# Records excerpted from a collection:
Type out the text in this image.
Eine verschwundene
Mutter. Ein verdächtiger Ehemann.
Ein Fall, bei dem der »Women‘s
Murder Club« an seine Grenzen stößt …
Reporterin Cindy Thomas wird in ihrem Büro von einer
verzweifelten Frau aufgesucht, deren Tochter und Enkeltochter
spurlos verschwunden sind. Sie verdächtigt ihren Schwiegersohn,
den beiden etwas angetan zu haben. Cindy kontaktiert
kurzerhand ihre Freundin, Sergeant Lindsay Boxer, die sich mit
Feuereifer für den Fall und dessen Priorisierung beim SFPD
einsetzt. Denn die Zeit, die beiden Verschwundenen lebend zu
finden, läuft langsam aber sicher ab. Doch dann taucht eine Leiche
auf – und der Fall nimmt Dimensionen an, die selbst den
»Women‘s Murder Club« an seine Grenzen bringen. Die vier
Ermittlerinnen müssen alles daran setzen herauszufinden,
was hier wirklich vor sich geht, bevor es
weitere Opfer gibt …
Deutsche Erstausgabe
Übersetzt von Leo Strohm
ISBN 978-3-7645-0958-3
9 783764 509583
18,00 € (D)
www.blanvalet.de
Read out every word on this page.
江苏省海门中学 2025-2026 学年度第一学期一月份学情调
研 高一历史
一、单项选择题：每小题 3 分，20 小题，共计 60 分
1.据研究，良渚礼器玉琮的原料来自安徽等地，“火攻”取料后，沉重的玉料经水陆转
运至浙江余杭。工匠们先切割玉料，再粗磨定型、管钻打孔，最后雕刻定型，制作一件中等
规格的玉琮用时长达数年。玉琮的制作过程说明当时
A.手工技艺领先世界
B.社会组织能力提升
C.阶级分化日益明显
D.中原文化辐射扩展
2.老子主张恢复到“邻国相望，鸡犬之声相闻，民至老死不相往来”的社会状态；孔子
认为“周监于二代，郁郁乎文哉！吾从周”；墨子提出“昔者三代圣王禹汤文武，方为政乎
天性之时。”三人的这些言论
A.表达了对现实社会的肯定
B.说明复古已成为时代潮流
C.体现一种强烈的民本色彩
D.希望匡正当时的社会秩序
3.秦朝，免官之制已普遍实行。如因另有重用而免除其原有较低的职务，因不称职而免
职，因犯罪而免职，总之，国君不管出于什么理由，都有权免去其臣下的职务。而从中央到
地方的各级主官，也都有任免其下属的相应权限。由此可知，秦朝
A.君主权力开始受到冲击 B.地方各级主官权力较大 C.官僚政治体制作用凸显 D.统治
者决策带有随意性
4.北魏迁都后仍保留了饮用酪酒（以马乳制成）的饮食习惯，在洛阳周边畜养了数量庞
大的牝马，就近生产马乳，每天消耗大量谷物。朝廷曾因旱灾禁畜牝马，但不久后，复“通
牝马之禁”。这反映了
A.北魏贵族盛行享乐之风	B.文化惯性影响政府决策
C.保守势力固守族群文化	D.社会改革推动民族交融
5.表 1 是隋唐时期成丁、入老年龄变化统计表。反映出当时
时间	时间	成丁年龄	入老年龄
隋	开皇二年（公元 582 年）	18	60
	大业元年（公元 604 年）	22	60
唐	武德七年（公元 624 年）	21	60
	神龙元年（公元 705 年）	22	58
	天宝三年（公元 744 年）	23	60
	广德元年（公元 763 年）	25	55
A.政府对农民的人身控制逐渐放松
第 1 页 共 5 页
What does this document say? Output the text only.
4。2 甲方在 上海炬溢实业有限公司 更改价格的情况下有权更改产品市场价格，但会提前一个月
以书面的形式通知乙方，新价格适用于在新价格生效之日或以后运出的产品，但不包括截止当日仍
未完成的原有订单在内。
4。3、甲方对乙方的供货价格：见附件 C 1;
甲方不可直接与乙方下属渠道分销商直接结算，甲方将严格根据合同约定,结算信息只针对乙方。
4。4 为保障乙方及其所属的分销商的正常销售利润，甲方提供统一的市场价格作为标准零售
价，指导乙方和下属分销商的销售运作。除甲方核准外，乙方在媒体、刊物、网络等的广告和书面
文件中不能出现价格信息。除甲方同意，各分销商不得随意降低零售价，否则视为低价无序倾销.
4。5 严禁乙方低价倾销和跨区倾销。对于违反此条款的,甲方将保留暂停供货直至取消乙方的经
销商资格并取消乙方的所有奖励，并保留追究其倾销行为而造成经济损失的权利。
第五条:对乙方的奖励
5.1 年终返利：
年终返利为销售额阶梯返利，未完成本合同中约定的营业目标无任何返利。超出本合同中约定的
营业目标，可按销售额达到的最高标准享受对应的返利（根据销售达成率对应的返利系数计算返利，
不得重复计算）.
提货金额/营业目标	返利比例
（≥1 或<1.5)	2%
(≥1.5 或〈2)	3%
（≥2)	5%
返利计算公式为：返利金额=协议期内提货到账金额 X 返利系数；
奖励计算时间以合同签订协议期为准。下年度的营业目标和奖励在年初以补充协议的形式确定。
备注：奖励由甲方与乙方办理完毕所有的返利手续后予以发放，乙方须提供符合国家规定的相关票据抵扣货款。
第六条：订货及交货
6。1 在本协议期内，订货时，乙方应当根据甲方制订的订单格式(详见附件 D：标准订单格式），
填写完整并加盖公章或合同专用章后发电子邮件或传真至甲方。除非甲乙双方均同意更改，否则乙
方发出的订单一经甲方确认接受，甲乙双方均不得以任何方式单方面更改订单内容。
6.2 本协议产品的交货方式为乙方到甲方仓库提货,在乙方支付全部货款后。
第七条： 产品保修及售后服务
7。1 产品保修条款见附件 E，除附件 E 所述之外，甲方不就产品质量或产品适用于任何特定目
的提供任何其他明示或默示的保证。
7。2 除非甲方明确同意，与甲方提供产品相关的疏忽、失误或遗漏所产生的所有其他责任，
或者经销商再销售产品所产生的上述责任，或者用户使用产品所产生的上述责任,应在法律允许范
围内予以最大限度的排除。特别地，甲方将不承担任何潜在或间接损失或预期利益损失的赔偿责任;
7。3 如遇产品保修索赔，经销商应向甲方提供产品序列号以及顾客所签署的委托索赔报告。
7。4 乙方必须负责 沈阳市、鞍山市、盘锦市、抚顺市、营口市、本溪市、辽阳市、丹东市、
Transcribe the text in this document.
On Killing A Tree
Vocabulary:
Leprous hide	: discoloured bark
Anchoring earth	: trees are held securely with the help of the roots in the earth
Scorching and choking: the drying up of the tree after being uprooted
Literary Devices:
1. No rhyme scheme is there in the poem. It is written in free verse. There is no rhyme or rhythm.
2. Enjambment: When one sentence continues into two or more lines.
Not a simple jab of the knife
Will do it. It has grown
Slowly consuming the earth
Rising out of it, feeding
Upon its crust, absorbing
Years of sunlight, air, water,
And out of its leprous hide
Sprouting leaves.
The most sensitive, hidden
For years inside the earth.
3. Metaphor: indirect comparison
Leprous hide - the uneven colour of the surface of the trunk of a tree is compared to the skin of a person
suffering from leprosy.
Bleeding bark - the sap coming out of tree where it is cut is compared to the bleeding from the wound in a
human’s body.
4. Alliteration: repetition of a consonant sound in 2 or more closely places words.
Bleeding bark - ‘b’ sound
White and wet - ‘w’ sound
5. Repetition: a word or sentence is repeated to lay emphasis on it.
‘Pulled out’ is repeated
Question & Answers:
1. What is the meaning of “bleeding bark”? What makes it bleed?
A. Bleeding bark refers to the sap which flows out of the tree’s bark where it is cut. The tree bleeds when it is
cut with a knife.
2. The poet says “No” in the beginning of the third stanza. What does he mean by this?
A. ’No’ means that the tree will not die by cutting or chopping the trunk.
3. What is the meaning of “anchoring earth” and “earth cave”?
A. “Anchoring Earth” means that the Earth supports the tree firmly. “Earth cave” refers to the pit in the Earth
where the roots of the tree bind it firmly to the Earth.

# WHAT THIS TASK INVOLVES:
Select all lines in the listing above where the word "bark" appears, and show them.

# COMPLETED TASK:
Leprous hide	: discoloured bark
Bleeding bark - the sap coming out of tree where it is cut is compared to the bleeding from the wound in a
Bleeding bark - ‘b’ sound
1. What is the meaning of “bleeding bark”? What makes it bleed?
A. Bleeding bark refers to the sap which flows out of the tree’s bark where it is cut. The tree bleeds when it is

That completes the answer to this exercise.